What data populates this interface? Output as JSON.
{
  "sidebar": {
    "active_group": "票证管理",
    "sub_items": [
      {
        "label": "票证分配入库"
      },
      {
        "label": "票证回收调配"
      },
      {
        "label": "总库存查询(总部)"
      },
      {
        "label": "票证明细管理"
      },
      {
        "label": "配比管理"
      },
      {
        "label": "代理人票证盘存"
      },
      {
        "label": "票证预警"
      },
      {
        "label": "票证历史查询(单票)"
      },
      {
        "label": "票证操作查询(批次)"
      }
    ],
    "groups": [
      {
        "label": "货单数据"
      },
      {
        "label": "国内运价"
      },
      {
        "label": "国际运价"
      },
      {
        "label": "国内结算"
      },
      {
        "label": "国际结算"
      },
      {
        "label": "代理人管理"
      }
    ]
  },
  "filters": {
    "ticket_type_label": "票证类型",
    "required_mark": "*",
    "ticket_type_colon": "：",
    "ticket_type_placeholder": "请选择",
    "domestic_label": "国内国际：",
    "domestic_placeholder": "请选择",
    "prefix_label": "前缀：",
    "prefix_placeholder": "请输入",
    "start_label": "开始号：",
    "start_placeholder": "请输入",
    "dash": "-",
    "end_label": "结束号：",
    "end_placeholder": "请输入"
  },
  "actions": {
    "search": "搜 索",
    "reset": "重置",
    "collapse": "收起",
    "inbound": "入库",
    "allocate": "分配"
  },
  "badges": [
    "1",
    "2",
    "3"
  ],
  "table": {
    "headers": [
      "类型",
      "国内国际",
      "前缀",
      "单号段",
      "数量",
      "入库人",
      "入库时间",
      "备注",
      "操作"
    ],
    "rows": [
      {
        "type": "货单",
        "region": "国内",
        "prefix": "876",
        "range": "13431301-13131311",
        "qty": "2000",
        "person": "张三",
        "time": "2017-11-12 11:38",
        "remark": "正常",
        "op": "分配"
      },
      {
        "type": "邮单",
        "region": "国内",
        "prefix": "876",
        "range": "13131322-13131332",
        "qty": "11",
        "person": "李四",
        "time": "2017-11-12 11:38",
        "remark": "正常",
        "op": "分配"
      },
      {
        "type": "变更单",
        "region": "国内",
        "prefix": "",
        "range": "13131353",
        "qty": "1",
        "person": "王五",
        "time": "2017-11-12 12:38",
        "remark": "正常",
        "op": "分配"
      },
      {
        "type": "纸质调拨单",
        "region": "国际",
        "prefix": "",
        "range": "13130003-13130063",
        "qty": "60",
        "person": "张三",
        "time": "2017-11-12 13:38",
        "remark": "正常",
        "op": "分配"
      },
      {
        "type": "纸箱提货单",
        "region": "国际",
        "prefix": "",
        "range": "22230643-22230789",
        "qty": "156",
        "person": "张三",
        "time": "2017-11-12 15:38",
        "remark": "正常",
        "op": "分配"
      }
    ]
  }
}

#### [EXERCISE BRIEF]
Transcribe the material above in its entirety. Match it exactly.

#### [EXERCISE SOLUTION]
What data populates this interface? Output as JSON.
{
  "sidebar": {
    "active_group": "票证管理",
    "sub_items": [
      {
        "label": "票证分配入库"
      },
      {
        "label": "票证回收调配"
      },
      {
        "label": "总库存查询(总部)"
      },
      {
        "label": "票证明细管理"
      },
      {
        "label": "配比管理"
      },
      {
        "label": "代理人票证盘存"
      },
      {
        "label": "票证预警"
      },
      {
        "label": "票证历史查询(单票)"
      },
      {
        "label": "票证操作查询(批次)"
      }
    ],
    "groups": [
      {
        "label": "货单数据"
      },
      {
        "label": "国内运价"
      },
      {
        "label": "国际运价"
      },
      {
        "label": "国内结算"
      },
      {
        "label": "国际结算"
      },
      {
        "label": "代理人管理"
      }
    ]
  },
  "filters": {
    "ticket_type_label": "票证类型",
    "required_mark": "*",
    "ticket_type_colon": "：",
    "ticket_type_placeholder": "请选择",
    "domestic_label": "国内国际：",
    "domestic_placeholder": "请选择",
    "prefix_label": "前缀：",
    "prefix_placeholder": "请输入",
    "start_label": "开始号：",
    "start_placeholder": "请输入",
    "dash": "-",
    "end_label": "结束号：",
    "end_placeholder": "请输入"
  },
  "actions": {
    "search": "搜 索",
    "reset": "重置",
    "collapse": "收起",
    "inbound": "入库",
    "allocate": "分配"
  },
  "badges": [
    "1",
    "2",
    "3"
  ],
  "table": {
    "headers": [
      "类型",
      "国内国际",
      "前缀",
      "单号段",
      "数量",
      "入库人",
      "入库时间",
      "备注",
      "操作"
    ],
    "rows": [
      {
        "type": "货单",
        "region": "国内",
        "prefix": "876",
        "range": "13431301-13131311",
        "qty": "2000",
        "person": "张三",
        "time": "2017-11-12 11:38",
        "remark": "正常",
        "op": "分配"
      },
      {
        "type": "邮单",
        "region": "国内",
        "prefix": "876",
        "range": "13131322-13131332",
        "qty": "11",
        "person": "李四",
        "time": "2017-11-12 11:38",
        "remark": "正常",
        "op": "分配"
      },
      {
        "type": "变更单",
        "region": "国内",
        "prefix": "",
        "range": "13131353",
        "qty": "1",
        "person": "王五",
        "time": "2017-11-12 12:38",
        "remark": "正常",
        "op": "分配"
      },
      {
        "type": "纸质调拨单",
        "region": "国际",
        "prefix": "",
        "range": "13130003-13130063",
        "qty": "60",
        "person": "张三",
        "time": "2017-11-12 13:38",
        "remark": "正常",
        "op": "分配"
      },
      {
        "type": "纸箱提货单",
        "region": "国际",
        "prefix": "",
        "range": "22230643-22230789",
        "qty": "156",
        "person": "张三",
        "time": "2017-11-12 15:38",
        "remark": "正常",
        "op": "分配"
      }
    ]
  }
}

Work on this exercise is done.